* start Data supplied *

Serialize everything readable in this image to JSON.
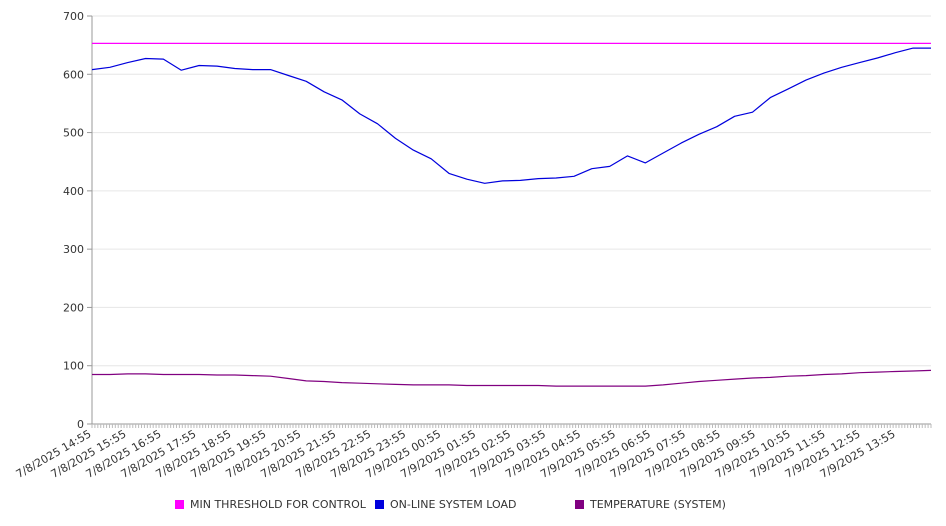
{
  "chart_data": {
    "type": "line",
    "title": "",
    "xlabel": "",
    "ylabel": "",
    "ylim": [
      0,
      700
    ],
    "yticks": [
      0,
      100,
      200,
      300,
      400,
      500,
      600,
      700
    ],
    "grid": true,
    "legend_position": "bottom",
    "x_tick_labels": [
      "7/8/2025 14:55",
      "7/8/2025 15:55",
      "7/8/2025 16:55",
      "7/8/2025 17:55",
      "7/8/2025 18:55",
      "7/8/2025 19:55",
      "7/8/2025 20:55",
      "7/8/2025 21:55",
      "7/8/2025 22:55",
      "7/8/2025 23:55",
      "7/9/2025 00:55",
      "7/9/2025 01:55",
      "7/9/2025 02:55",
      "7/9/2025 03:55",
      "7/9/2025 04:55",
      "7/9/2025 05:55",
      "7/9/2025 06:55",
      "7/9/2025 07:55",
      "7/9/2025 08:55",
      "7/9/2025 09:55",
      "7/9/2025 10:55",
      "7/9/2025 11:55",
      "7/9/2025 12:55",
      "7/9/2025 13:55"
    ],
    "x": [
      "7/8/2025 14:55",
      "7/8/2025 15:25",
      "7/8/2025 15:55",
      "7/8/2025 16:25",
      "7/8/2025 16:55",
      "7/8/2025 17:25",
      "7/8/2025 17:55",
      "7/8/2025 18:25",
      "7/8/2025 18:55",
      "7/8/2025 19:25",
      "7/8/2025 19:55",
      "7/8/2025 20:25",
      "7/8/2025 20:55",
      "7/8/2025 21:25",
      "7/8/2025 21:55",
      "7/8/2025 22:25",
      "7/8/2025 22:55",
      "7/8/2025 23:25",
      "7/8/2025 23:55",
      "7/9/2025 00:25",
      "7/9/2025 00:55",
      "7/9/2025 01:25",
      "7/9/2025 01:55",
      "7/9/2025 02:25",
      "7/9/2025 02:55",
      "7/9/2025 03:25",
      "7/9/2025 03:55",
      "7/9/2025 04:25",
      "7/9/2025 04:55",
      "7/9/2025 05:25",
      "7/9/2025 05:55",
      "7/9/2025 06:25",
      "7/9/2025 06:55",
      "7/9/2025 07:25",
      "7/9/2025 07:55",
      "7/9/2025 08:25",
      "7/9/2025 08:55",
      "7/9/2025 09:25",
      "7/9/2025 09:55",
      "7/9/2025 10:25",
      "7/9/2025 10:55",
      "7/9/2025 11:25",
      "7/9/2025 11:55",
      "7/9/2025 12:25",
      "7/9/2025 12:55",
      "7/9/2025 13:25",
      "7/9/2025 13:55",
      "7/9/2025 14:25"
    ],
    "series": [
      {
        "name": "MIN THRESHOLD FOR CONTROL",
        "color": "#ff00ff",
        "values": [
          653,
          653,
          653,
          653,
          653,
          653,
          653,
          653,
          653,
          653,
          653,
          653,
          653,
          653,
          653,
          653,
          653,
          653,
          653,
          653,
          653,
          653,
          653,
          653,
          653,
          653,
          653,
          653,
          653,
          653,
          653,
          653,
          653,
          653,
          653,
          653,
          653,
          653,
          653,
          653,
          653,
          653,
          653,
          653,
          653,
          653,
          653,
          653
        ]
      },
      {
        "name": "ON-LINE SYSTEM LOAD",
        "color": "#0000dd",
        "values": [
          608,
          612,
          620,
          627,
          626,
          607,
          615,
          614,
          610,
          608,
          608,
          598,
          588,
          570,
          556,
          532,
          515,
          490,
          470,
          455,
          430,
          420,
          413,
          417,
          418,
          421,
          422,
          425,
          438,
          442,
          460,
          448,
          465,
          482,
          497,
          510,
          528,
          535,
          560,
          575,
          590,
          602,
          612,
          620,
          628,
          637,
          645,
          645
        ]
      },
      {
        "name": "TEMPERATURE (SYSTEM)",
        "color": "#800080",
        "values": [
          85,
          85,
          86,
          86,
          85,
          85,
          85,
          84,
          84,
          83,
          82,
          78,
          74,
          73,
          71,
          70,
          69,
          68,
          67,
          67,
          67,
          66,
          66,
          66,
          66,
          66,
          65,
          65,
          65,
          65,
          65,
          65,
          67,
          70,
          73,
          75,
          77,
          79,
          80,
          82,
          83,
          85,
          86,
          88,
          89,
          90,
          91,
          92
        ]
      }
    ]
  }
}
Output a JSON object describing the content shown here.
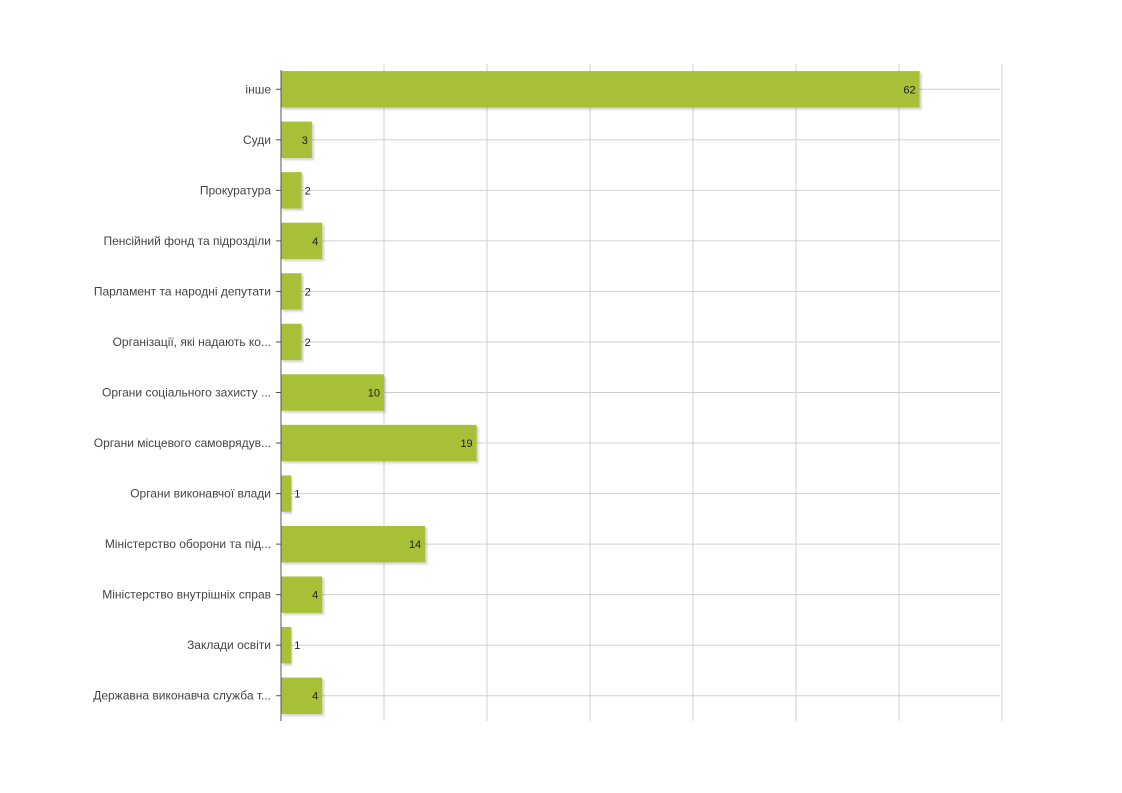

* end Data supplied *

Problem description:
Repeat the records above verbatim, with no pictures in the result.

Worked answer:
Serialize everything readable in this image to JSON.
{
  "chart_data": {
    "type": "line",
    "title": "",
    "xlabel": "",
    "ylabel": "",
    "ylim": [
      0,
      700
    ],
    "yticks": [
      0,
      100,
      200,
      300,
      400,
      500,
      600,
      700
    ],
    "grid": true,
    "legend_position": "bottom",
    "x_tick_labels": [
      "7/8/2025 14:55",
      "7/8/2025 15:55",
      "7/8/2025 16:55",
      "7/8/2025 17:55",
      "7/8/2025 18:55",
      "7/8/2025 19:55",
      "7/8/2025 20:55",
      "7/8/2025 21:55",
      "7/8/2025 22:55",
      "7/8/2025 23:55",
      "7/9/2025 00:55",
      "7/9/2025 01:55",
      "7/9/2025 02:55",
      "7/9/2025 03:55",
      "7/9/2025 04:55",
      "7/9/2025 05:55",
      "7/9/2025 06:55",
      "7/9/2025 07:55",
      "7/9/2025 08:55",
      "7/9/2025 09:55",
      "7/9/2025 10:55",
      "7/9/2025 11:55",
      "7/9/2025 12:55",
      "7/9/2025 13:55"
    ],
    "x": [
      "7/8/2025 14:55",
      "7/8/2025 15:25",
      "7/8/2025 15:55",
      "7/8/2025 16:25",
      "7/8/2025 16:55",
      "7/8/2025 17:25",
      "7/8/2025 17:55",
      "7/8/2025 18:25",
      "7/8/2025 18:55",
      "7/8/2025 19:25",
      "7/8/2025 19:55",
      "7/8/2025 20:25",
      "7/8/2025 20:55",
      "7/8/2025 21:25",
      "7/8/2025 21:55",
      "7/8/2025 22:25",
      "7/8/2025 22:55",
      "7/8/2025 23:25",
      "7/8/2025 23:55",
      "7/9/2025 00:25",
      "7/9/2025 00:55",
      "7/9/2025 01:25",
      "7/9/2025 01:55",
      "7/9/2025 02:25",
      "7/9/2025 02:55",
      "7/9/2025 03:25",
      "7/9/2025 03:55",
      "7/9/2025 04:25",
      "7/9/2025 04:55",
      "7/9/2025 05:25",
      "7/9/2025 05:55",
      "7/9/2025 06:25",
      "7/9/2025 06:55",
      "7/9/2025 07:25",
      "7/9/2025 07:55",
      "7/9/2025 08:25",
      "7/9/2025 08:55",
      "7/9/2025 09:25",
      "7/9/2025 09:55",
      "7/9/2025 10:25",
      "7/9/2025 10:55",
      "7/9/2025 11:25",
      "7/9/2025 11:55",
      "7/9/2025 12:25",
      "7/9/2025 12:55",
      "7/9/2025 13:25",
      "7/9/2025 13:55",
      "7/9/2025 14:25"
    ],
    "series": [
      {
        "name": "MIN THRESHOLD FOR CONTROL",
        "color": "#ff00ff",
        "values": [
          653,
          653,
          653,
          653,
          653,
          653,
          653,
          653,
          653,
          653,
          653,
          653,
          653,
          653,
          653,
          653,
          653,
          653,
          653,
          653,
          653,
          653,
          653,
          653,
          653,
          653,
          653,
          653,
          653,
          653,
          653,
          653,
          653,
          653,
          653,
          653,
          653,
          653,
          653,
          653,
          653,
          653,
          653,
          653,
          653,
          653,
          653,
          653
        ]
      },
      {
        "name": "ON-LINE SYSTEM LOAD",
        "color": "#0000dd",
        "values": [
          608,
          612,
          620,
          627,
          626,
          607,
          615,
          614,
          610,
          608,
          608,
          598,
          588,
          570,
          556,
          532,
          515,
          490,
          470,
          455,
          430,
          420,
          413,
          417,
          418,
          421,
          422,
          425,
          438,
          442,
          460,
          448,
          465,
          482,
          497,
          510,
          528,
          535,
          560,
          575,
          590,
          602,
          612,
          620,
          628,
          637,
          645,
          645
        ]
      },
      {
        "name": "TEMPERATURE (SYSTEM)",
        "color": "#800080",
        "values": [
          85,
          85,
          86,
          86,
          85,
          85,
          85,
          84,
          84,
          83,
          82,
          78,
          74,
          73,
          71,
          70,
          69,
          68,
          67,
          67,
          67,
          66,
          66,
          66,
          66,
          66,
          65,
          65,
          65,
          65,
          65,
          65,
          67,
          70,
          73,
          75,
          77,
          79,
          80,
          82,
          83,
          85,
          86,
          88,
          89,
          90,
          91,
          92
        ]
      }
    ]
  }
}
Output a JSON object describing the content shown here.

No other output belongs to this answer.